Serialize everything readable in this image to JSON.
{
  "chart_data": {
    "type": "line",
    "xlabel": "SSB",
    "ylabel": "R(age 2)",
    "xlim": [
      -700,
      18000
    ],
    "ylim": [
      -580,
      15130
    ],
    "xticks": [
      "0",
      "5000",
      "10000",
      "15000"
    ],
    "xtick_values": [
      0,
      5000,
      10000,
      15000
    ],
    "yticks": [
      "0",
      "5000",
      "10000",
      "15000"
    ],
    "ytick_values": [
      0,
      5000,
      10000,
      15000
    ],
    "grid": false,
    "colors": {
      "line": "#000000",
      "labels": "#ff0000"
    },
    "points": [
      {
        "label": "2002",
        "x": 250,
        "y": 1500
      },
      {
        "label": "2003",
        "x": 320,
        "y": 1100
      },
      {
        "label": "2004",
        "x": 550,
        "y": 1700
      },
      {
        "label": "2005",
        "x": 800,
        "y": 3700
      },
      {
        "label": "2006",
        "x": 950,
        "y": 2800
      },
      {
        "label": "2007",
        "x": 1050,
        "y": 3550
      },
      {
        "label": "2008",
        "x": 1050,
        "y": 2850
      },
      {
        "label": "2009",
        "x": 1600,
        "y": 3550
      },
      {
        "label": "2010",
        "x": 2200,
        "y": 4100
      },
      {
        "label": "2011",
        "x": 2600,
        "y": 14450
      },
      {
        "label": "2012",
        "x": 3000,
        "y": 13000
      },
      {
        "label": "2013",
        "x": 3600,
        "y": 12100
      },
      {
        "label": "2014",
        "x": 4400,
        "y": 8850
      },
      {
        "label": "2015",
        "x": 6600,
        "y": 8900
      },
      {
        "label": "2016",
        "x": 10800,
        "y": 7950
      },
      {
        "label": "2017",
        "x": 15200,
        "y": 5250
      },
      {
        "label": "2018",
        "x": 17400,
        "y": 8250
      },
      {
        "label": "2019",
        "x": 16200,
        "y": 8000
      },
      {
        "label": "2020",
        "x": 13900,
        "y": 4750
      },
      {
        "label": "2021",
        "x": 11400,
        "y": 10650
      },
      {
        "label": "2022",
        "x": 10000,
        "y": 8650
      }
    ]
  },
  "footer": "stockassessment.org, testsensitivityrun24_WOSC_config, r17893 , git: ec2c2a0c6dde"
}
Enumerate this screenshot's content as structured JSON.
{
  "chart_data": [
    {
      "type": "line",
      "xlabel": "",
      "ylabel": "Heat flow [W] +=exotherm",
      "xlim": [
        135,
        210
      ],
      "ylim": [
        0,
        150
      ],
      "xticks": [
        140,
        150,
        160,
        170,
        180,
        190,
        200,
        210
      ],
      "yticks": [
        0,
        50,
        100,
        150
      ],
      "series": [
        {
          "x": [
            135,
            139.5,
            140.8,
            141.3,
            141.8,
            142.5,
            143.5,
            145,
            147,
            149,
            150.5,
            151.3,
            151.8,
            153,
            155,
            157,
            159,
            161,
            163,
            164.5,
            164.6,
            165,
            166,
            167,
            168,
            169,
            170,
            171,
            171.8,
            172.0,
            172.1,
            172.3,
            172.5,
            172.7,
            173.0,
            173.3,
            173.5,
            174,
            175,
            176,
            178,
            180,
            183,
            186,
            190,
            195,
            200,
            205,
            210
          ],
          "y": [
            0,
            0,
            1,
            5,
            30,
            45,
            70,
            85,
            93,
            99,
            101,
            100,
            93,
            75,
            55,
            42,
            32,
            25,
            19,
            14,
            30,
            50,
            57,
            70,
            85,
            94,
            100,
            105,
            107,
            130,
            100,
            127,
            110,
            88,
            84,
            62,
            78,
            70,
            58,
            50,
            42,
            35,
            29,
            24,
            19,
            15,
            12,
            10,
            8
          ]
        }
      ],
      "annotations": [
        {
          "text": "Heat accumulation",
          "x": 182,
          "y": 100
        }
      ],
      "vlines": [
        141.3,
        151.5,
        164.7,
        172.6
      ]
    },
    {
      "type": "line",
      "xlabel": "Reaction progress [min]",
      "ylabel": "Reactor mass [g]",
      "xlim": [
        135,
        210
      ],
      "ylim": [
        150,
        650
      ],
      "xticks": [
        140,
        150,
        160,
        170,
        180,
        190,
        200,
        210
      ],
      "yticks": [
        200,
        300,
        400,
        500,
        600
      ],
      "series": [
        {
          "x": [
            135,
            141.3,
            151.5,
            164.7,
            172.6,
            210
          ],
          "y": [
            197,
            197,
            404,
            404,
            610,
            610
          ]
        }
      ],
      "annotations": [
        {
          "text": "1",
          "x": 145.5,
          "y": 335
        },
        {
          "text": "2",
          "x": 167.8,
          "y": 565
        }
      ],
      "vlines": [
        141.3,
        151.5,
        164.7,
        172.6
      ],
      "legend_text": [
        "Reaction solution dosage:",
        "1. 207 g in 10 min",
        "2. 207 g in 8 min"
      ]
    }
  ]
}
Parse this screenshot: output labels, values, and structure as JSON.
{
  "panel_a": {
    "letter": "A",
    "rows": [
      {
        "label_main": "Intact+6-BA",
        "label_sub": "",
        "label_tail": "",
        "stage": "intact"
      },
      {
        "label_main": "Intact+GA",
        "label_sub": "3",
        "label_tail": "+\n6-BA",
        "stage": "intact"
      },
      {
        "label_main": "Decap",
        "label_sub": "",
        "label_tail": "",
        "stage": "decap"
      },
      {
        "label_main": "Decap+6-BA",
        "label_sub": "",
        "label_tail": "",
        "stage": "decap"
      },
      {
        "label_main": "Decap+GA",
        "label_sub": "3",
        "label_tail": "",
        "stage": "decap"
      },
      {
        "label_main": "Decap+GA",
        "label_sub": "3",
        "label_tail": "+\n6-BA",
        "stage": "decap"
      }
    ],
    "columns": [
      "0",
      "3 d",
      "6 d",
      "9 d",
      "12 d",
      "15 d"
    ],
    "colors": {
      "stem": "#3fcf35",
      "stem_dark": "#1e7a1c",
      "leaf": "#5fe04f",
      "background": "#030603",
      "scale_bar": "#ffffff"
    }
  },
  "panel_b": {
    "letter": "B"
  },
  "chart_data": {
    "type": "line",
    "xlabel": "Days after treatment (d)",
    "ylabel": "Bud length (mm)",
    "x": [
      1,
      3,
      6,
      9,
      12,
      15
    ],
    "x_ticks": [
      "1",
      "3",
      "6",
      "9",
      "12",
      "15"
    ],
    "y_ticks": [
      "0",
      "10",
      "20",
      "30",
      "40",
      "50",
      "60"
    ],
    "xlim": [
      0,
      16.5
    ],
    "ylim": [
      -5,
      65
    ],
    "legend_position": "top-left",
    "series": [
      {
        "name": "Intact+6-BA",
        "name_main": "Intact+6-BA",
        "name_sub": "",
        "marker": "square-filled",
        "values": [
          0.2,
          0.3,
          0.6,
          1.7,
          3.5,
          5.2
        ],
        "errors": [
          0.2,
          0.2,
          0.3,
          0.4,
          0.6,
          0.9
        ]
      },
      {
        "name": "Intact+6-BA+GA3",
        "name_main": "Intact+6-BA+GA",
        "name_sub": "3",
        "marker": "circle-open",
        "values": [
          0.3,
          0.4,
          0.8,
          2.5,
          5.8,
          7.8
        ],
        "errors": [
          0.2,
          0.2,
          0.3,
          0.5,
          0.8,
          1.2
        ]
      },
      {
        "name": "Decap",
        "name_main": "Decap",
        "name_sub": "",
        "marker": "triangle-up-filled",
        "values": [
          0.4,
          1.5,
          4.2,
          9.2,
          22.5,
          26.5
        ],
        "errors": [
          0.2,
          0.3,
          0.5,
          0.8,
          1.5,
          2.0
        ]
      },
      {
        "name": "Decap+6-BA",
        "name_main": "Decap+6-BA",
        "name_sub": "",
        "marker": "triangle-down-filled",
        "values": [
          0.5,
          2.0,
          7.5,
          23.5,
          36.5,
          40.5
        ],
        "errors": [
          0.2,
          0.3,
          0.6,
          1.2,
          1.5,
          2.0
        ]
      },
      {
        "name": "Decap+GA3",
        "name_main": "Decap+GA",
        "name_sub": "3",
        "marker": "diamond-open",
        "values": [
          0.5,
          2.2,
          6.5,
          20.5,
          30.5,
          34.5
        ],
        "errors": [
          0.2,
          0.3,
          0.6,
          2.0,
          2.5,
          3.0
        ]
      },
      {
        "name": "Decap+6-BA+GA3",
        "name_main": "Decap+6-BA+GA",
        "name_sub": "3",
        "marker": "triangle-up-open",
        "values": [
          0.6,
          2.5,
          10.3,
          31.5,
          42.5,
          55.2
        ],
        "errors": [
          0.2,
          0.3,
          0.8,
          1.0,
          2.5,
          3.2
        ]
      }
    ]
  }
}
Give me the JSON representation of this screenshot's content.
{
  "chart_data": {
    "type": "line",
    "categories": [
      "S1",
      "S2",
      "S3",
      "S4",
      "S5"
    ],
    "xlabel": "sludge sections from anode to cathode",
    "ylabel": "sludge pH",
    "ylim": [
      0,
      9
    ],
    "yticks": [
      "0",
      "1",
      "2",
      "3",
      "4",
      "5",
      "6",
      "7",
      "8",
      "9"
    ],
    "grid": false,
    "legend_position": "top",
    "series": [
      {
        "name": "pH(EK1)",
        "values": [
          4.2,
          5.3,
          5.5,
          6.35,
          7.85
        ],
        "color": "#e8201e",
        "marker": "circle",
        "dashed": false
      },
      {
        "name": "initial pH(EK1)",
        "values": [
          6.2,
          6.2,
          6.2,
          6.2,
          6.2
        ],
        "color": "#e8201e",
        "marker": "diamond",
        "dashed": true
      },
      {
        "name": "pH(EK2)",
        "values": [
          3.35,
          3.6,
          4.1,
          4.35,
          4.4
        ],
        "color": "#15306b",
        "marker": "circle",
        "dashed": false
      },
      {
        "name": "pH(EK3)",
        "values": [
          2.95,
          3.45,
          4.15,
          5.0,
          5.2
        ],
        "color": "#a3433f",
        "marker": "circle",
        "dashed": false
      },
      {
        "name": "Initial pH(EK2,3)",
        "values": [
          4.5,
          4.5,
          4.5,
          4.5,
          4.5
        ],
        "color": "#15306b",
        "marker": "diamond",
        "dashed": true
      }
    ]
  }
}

▶ _Set exercise_: Filter the records for lines holding the string "JSON". Copy each one.

▶ _Response_:
Serialize everything readable in this image to JSON.
Enumerate this screenshot's content as structured JSON.
Parse this screenshot: output labels, values, and structure as JSON.
Give me the JSON representation of this screenshot's content.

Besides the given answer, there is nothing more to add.